## GIVEN PROBLEM
Look for the string "Workout" in every line, and copy each line that has it.

## TASK DATA
+ + + + +

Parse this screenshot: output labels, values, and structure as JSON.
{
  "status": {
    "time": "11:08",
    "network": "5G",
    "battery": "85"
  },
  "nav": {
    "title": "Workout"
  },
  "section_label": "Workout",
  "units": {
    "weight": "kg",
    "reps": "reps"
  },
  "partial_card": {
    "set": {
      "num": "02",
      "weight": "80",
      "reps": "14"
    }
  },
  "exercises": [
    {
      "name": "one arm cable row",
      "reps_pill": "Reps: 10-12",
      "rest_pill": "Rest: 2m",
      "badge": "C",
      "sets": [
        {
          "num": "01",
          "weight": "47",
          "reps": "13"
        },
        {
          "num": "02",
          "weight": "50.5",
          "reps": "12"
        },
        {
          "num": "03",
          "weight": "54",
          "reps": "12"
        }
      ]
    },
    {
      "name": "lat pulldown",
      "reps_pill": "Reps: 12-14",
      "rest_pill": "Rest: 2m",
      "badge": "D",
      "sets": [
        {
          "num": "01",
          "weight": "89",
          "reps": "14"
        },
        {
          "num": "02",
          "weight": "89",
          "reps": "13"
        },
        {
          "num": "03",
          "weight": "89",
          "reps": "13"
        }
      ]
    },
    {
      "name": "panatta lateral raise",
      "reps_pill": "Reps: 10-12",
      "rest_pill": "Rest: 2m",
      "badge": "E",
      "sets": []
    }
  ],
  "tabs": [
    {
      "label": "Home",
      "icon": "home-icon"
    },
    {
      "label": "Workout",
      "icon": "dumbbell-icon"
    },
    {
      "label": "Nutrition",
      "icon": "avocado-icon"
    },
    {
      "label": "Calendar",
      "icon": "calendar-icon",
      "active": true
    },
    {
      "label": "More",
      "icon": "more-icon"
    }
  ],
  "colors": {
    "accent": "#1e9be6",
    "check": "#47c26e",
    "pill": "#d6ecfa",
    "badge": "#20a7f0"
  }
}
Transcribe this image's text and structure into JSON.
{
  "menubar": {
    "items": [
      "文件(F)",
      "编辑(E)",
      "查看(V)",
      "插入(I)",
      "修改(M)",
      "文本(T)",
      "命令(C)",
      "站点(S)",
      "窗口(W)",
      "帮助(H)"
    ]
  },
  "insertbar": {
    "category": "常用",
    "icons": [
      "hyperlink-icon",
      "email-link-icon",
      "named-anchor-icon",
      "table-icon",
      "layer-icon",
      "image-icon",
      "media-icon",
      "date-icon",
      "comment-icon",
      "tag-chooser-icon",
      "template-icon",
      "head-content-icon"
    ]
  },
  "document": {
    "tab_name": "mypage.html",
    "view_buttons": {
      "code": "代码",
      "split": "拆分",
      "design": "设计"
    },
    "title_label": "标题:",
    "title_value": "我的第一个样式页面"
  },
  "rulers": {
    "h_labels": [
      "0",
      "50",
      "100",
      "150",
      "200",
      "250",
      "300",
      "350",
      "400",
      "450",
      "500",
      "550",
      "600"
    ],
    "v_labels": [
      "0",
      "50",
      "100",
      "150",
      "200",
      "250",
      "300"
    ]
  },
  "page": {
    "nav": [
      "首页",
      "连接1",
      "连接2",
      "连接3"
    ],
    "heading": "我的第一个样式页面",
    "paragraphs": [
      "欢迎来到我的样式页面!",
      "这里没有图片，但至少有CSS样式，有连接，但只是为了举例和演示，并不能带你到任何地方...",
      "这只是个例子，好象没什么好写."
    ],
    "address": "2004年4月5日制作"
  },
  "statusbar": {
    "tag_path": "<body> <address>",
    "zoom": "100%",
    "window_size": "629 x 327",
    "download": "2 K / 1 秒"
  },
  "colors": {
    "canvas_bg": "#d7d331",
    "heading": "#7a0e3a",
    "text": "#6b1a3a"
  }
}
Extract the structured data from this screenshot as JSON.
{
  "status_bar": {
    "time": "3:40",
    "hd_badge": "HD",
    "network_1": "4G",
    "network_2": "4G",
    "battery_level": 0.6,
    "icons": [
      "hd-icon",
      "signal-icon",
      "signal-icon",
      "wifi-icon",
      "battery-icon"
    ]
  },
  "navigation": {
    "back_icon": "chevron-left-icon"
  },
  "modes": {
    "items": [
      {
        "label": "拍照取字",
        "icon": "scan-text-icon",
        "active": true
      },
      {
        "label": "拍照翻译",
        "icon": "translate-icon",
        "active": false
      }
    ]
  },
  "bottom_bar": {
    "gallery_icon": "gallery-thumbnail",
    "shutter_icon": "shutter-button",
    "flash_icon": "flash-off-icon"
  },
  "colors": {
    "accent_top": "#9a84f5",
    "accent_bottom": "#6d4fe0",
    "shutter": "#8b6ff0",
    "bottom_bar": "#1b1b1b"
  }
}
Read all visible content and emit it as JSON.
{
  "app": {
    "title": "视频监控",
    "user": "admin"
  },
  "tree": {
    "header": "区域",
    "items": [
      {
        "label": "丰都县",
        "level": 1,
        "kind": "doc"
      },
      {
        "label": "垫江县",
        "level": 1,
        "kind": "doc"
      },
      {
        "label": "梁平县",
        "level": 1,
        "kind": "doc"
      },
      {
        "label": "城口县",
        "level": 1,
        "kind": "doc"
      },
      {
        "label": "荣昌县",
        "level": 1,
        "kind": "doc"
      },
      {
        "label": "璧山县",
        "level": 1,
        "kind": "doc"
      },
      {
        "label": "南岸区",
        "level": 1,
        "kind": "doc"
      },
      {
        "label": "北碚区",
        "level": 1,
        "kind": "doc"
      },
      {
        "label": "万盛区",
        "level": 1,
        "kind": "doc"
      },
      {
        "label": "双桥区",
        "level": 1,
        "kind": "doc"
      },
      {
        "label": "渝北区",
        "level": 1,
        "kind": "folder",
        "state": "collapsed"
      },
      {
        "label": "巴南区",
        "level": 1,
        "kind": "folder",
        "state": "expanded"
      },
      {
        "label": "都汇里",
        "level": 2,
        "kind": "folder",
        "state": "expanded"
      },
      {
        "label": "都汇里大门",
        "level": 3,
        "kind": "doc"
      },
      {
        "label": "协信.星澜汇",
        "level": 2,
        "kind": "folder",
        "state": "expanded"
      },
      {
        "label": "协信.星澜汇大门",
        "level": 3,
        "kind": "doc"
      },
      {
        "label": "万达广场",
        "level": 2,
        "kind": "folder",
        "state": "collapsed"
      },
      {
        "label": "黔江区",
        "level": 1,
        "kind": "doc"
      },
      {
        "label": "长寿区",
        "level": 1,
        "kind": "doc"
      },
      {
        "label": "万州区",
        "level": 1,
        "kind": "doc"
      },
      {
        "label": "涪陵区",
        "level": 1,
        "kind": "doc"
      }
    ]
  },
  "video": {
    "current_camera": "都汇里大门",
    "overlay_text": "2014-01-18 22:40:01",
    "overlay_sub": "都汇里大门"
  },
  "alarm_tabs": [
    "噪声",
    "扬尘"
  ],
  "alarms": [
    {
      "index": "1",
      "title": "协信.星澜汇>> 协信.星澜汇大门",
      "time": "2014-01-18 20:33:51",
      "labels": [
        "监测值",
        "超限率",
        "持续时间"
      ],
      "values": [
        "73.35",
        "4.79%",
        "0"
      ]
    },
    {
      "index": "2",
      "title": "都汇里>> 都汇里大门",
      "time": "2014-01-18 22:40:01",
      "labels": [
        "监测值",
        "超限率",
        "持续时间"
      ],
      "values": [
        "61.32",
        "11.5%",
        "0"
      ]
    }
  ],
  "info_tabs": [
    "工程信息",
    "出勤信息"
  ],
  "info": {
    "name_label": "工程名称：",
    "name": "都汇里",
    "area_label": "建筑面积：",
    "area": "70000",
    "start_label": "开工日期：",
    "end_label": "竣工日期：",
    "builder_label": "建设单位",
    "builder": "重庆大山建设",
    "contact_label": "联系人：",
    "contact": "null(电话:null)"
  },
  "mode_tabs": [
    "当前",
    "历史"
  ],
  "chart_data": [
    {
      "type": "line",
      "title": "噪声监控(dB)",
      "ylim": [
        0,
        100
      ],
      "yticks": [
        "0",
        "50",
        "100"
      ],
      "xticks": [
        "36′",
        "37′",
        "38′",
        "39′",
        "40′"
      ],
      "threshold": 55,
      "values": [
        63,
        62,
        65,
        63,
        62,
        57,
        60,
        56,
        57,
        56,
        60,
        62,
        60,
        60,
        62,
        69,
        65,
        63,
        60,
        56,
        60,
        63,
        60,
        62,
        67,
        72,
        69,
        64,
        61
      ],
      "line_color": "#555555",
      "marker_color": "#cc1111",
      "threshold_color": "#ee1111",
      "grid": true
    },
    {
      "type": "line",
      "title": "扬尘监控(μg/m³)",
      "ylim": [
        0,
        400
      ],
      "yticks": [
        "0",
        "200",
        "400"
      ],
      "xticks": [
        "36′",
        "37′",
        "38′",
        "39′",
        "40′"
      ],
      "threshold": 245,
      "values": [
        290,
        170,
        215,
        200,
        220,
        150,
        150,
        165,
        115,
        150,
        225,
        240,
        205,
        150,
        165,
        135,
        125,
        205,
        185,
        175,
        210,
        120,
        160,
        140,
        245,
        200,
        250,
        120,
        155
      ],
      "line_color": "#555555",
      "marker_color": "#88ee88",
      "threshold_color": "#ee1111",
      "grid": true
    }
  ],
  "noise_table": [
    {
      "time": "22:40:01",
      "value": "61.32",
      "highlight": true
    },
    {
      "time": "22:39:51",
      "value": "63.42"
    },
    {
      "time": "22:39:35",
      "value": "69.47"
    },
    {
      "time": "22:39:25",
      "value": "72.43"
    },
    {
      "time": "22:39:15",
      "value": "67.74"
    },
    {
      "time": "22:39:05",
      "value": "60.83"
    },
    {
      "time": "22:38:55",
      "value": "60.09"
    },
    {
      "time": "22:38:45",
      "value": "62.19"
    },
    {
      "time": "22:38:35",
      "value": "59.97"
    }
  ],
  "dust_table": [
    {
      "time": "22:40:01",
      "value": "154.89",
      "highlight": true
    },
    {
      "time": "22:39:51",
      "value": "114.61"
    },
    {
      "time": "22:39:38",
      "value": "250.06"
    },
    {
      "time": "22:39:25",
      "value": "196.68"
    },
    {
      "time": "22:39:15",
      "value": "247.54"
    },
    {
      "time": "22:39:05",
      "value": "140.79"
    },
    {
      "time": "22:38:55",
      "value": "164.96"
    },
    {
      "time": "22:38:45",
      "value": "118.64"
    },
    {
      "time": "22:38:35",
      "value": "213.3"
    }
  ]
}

+ + + + +

## ANSWER TO THE TASK
    "title": "Workout"
  "section_label": "Workout",
      "label": "Workout",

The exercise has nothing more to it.